● **TEXT PASSAGE**
Injury, Aging and Adaptability By Romtin Shaaban-Khamseh PT

“I guess I’m just getting old”—I hear this all the time!

In my physiotherapy practice, I see many people coming in for treatment of an injury that “just came out of nowhere” or they “just woke up with it” and they often chalk it up to “getting old”. Although aging and injuries do trend together, aging is not the cause.

Why injuries occur more with Aging is due to the lowering of another ‘A’ word… Adaptability. In health, all body parts are cooperating when performing a task. When there isn’t full cooperation, some body parts are forced to take on more of the workload. If this happens often enough, those parts become overburdened with the others’ tasks, making them more prone to injury.

This pattern typically increases with age, but it’s less about aging in and of itself and more about the toll your body takes over time. By simply living, it is inevitable you will experience some degree of trauma (small or large, physical and emotional), which may leave physical and/or mental imprints. These traumatic imprints often cause those areas of the body to become segregated from the rest and no longer cooperate in global tasks.

Let’s use the example of a common injury: a sprained ankle. In your early 20s, you sprained your ankle badly and you were not able to put full weight on it for 3 weeks. After about 2 months, it fully healed and no longer caused pain, but it left an imprint. The muscles in the area have altered after 3 weeks of not putting full weight on it and you certainly don’t have the same level of confidence about that ankle than you used to, so you don’t quite use it the same way. You continue living your life: working a desk job, playing recreational sports on weekends, and going on runs a couple of times per week for a couple of decades until one morning you wake up with low back pain on the same side of your old ankle injury. The old ankle injury created a maladaptation causing it to no longer fully participate in your daily tasks, and so your low back had picked up the slack for decades until it couldn’t take it anymore.

● **WHAT IS REQUIRED**
Carry on the text about injury, aging and adaptability from the point where it stops. The rows that follow have nothing to do with the text on aging and injury.

● **STORED DATA**
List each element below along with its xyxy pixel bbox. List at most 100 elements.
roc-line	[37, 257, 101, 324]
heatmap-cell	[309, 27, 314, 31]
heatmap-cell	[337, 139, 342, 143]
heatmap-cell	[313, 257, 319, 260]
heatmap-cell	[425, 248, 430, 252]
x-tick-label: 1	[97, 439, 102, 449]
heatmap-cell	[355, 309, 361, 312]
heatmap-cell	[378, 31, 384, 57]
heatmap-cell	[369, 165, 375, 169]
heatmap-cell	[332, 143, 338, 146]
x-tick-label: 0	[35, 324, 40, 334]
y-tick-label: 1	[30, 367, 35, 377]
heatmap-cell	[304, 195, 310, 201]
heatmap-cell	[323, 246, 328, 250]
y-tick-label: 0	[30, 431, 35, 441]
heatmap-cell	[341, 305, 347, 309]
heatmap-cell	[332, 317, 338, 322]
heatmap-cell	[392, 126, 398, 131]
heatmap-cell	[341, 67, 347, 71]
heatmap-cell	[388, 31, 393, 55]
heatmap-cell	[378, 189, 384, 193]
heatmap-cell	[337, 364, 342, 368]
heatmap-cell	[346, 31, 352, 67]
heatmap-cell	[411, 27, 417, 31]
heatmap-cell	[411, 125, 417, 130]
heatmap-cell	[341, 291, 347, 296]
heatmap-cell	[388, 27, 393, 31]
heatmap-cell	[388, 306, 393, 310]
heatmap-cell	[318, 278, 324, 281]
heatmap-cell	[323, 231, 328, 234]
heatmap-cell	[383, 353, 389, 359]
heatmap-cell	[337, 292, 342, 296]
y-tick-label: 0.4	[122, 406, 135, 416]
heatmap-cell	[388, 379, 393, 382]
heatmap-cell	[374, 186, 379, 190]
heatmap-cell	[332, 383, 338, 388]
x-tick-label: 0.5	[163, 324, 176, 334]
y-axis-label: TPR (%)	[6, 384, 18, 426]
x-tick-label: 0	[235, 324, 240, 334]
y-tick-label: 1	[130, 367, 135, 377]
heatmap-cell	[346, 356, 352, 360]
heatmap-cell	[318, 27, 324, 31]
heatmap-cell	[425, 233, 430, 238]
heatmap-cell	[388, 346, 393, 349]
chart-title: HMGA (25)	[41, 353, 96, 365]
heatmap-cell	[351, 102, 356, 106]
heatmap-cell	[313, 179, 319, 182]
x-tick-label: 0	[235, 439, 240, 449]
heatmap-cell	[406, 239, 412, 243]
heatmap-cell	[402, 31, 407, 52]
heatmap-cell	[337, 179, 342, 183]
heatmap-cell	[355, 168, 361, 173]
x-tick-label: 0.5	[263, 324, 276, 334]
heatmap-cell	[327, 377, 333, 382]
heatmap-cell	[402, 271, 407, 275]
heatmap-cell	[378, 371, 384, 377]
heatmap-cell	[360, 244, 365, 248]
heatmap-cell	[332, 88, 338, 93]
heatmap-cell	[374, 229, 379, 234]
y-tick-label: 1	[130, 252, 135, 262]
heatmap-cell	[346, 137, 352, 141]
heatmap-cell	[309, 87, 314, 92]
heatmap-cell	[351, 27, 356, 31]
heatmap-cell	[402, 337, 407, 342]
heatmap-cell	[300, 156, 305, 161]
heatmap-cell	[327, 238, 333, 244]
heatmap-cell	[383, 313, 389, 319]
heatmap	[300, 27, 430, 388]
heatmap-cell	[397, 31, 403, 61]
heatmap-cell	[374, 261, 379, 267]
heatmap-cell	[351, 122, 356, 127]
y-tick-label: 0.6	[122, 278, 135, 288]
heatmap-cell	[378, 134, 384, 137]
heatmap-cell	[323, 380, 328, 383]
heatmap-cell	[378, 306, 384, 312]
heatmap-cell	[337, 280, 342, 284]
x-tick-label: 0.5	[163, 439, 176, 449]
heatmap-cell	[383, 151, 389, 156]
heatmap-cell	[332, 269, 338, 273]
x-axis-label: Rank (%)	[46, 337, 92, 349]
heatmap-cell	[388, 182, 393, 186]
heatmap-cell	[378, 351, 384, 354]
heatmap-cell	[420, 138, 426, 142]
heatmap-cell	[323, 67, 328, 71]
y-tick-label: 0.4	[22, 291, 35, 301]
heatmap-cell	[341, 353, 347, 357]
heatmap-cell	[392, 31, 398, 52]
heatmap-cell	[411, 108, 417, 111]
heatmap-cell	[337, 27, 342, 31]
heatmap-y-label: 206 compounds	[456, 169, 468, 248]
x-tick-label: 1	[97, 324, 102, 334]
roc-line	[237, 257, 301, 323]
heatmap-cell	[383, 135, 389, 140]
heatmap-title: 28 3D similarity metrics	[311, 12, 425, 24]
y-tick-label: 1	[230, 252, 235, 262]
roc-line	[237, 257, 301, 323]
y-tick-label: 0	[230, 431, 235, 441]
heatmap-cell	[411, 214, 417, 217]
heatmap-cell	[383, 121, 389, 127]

● **EXERCISE RESULT**
As we get older, we accumulate more of these traumas. These traumas become imprints in the body and these imprints then become isolated from the whole, passing the buck to the other remaining areas of the body. When body parts become isolated, they leave less options for what our bodies as a whole are capable of doing. In other words, isolation of the parts lowers adaptability of the whole.

So, what can be done to prevent our old traumas from causing new injuries? Areas that have old trauma should be mobilized, challenged in a graded fashion, then with a conscious effort, integrated into whole body movements (i.e. squats, rowing, swimming, etc.). A tailored rehab/pilates program with emphasis on conscious awareness of reintegrating old injuries into global body movements can be great at preventing new injuries from “just coming out of nowhere”.

You can’t get younger, but you can become whole again.